THE PROBLEM:
Check every line below for the string "such", and copy the lines that contain it.

(Dataset items)

|---|

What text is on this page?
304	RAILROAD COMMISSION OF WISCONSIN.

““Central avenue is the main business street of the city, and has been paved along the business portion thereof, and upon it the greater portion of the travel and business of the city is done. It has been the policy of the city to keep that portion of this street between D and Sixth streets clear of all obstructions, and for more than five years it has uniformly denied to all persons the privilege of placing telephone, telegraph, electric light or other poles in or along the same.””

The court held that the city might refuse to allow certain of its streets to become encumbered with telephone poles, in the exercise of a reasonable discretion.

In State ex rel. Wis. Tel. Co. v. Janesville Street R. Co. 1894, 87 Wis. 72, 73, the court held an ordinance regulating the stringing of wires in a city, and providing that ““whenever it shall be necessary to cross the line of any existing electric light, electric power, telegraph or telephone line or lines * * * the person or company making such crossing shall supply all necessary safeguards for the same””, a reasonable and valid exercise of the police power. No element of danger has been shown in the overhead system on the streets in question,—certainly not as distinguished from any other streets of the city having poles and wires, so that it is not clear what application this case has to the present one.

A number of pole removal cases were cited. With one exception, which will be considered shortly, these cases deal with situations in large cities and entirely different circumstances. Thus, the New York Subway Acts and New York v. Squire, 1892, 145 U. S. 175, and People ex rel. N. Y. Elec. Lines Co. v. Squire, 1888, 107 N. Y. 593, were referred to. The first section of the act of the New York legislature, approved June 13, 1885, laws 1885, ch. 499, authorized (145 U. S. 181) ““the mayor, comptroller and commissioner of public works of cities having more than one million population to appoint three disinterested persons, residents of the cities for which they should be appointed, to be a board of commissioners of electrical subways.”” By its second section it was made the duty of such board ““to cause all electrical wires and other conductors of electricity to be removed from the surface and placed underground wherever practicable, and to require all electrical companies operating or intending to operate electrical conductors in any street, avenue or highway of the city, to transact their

|---|

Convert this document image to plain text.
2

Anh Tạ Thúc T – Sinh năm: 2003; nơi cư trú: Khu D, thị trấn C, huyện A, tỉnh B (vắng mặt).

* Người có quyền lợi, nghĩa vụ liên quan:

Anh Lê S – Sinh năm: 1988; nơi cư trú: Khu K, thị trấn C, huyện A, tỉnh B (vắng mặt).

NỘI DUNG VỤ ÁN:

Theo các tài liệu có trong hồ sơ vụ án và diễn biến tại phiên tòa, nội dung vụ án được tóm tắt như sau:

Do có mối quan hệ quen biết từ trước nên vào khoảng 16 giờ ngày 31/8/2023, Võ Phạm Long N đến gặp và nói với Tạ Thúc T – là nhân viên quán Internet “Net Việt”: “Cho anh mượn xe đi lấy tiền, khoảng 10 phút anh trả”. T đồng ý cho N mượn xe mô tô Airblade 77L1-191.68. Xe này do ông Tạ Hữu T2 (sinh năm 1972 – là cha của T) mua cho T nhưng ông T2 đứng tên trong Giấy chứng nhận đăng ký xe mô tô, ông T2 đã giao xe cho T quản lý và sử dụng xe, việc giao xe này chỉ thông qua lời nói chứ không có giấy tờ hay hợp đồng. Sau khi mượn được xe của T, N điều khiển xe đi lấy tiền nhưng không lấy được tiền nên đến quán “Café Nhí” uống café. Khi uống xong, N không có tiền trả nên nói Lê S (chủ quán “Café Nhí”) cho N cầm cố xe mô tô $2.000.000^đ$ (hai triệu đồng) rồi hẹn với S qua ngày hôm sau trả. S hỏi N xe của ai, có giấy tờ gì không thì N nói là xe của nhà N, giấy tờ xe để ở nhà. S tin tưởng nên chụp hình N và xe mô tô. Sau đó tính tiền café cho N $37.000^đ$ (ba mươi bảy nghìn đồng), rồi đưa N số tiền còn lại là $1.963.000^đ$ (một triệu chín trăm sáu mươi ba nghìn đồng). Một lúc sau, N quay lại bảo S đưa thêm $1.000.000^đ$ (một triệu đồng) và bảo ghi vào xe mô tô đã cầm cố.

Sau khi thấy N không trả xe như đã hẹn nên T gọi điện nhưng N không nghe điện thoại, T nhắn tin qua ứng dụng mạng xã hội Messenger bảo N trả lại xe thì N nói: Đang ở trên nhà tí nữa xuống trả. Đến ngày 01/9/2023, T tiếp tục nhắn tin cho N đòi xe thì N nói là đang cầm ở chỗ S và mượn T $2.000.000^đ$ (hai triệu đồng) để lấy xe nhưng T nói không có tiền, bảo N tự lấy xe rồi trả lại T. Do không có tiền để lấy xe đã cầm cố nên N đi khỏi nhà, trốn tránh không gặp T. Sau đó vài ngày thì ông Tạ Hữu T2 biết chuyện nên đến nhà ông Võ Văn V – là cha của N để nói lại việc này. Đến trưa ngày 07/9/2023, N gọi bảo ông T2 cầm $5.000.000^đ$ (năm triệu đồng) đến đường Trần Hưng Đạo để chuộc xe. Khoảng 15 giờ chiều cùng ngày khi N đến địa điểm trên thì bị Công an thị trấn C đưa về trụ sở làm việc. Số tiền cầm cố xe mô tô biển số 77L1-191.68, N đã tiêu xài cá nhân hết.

|---|

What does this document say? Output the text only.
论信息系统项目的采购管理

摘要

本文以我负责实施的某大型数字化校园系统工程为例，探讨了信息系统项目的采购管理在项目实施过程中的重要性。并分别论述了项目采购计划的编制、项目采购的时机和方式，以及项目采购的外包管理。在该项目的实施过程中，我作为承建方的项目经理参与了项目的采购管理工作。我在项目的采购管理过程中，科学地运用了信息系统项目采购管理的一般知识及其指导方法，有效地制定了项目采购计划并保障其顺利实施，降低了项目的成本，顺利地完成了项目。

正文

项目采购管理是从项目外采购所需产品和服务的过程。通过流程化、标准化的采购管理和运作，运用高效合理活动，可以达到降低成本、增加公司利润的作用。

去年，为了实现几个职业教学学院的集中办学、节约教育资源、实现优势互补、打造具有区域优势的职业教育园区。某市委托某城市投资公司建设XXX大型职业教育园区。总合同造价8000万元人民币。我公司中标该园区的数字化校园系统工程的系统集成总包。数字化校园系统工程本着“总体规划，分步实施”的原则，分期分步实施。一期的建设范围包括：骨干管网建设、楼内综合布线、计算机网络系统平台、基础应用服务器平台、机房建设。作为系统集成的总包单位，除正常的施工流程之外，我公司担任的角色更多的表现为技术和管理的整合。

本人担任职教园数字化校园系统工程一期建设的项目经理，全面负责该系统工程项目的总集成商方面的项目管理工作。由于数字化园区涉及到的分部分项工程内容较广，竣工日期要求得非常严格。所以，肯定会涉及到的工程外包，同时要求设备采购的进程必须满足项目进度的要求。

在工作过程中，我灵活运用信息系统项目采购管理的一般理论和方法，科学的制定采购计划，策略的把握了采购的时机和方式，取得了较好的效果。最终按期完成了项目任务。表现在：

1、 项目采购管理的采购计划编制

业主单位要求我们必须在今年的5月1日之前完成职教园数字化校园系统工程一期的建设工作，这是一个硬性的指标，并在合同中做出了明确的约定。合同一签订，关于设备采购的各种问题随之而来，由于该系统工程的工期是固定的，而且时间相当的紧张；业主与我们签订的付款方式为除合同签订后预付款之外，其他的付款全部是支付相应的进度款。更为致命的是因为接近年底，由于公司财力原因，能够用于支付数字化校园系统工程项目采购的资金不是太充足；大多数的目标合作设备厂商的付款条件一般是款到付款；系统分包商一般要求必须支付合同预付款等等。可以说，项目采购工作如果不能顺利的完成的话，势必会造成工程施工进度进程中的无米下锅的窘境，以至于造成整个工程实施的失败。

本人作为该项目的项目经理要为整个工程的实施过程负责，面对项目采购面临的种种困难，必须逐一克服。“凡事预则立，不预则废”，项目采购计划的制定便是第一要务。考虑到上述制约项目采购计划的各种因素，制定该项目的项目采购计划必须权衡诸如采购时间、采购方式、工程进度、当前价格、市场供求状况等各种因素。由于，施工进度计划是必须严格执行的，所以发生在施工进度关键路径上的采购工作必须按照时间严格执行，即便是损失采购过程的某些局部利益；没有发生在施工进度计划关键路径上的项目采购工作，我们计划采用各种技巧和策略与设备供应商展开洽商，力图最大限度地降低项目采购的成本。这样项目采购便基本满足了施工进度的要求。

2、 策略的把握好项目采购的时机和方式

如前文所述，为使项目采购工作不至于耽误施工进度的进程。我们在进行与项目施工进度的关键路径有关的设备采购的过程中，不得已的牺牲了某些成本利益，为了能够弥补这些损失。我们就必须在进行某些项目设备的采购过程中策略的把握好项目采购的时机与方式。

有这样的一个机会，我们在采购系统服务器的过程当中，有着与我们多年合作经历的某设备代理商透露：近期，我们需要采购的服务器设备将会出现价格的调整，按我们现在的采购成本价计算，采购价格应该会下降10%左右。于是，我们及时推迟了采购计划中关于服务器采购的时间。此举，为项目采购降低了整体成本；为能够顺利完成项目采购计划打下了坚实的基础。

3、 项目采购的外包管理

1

|---|

TASK SOLUTION:
In State ex rel. Wis. Tel. Co. v. Janesville Street R. Co. 1894, 87 Wis. 72, 73, the court held an ordinance regulating the stringing of wires in a city, and providing that ““whenever it shall be necessary to cross the line of any existing electric light, electric power, telegraph or telephone line or lines * * * the person or company making such crossing shall supply all necessary safeguards for the same””, a reasonable and valid exercise of the police power. No element of danger has been shown in the overhead system on the streets in question,—certainly not as distinguished from any other streets of the city having poles and wires, so that it is not clear what application this case has to the present one.
A number of pole removal cases were cited. With one exception, which will be considered shortly, these cases deal with situations in large cities and entirely different circumstances. Thus, the New York Subway Acts and New York v. Squire, 1892, 145 U. S. 175, and People ex rel. N. Y. Elec. Lines Co. v. Squire, 1888, 107 N. Y. 593, were referred to. The first section of the act of the New York legislature, approved June 13, 1885, laws 1885, ch. 499, authorized (145 U. S. 181) ““the mayor, comptroller and commissioner of public works of cities having more than one million population to appoint three disinterested persons, residents of the cities for which they should be appointed, to be a board of commissioners of electrical subways.”” By its second section it was made the duty of such board ““to cause all electrical wires and other conductors of electricity to be removed from the surface and placed underground wherever practicable, and to require all electrical companies operating or intending to operate electrical conductors in any street, avenue or highway of the city, to transact their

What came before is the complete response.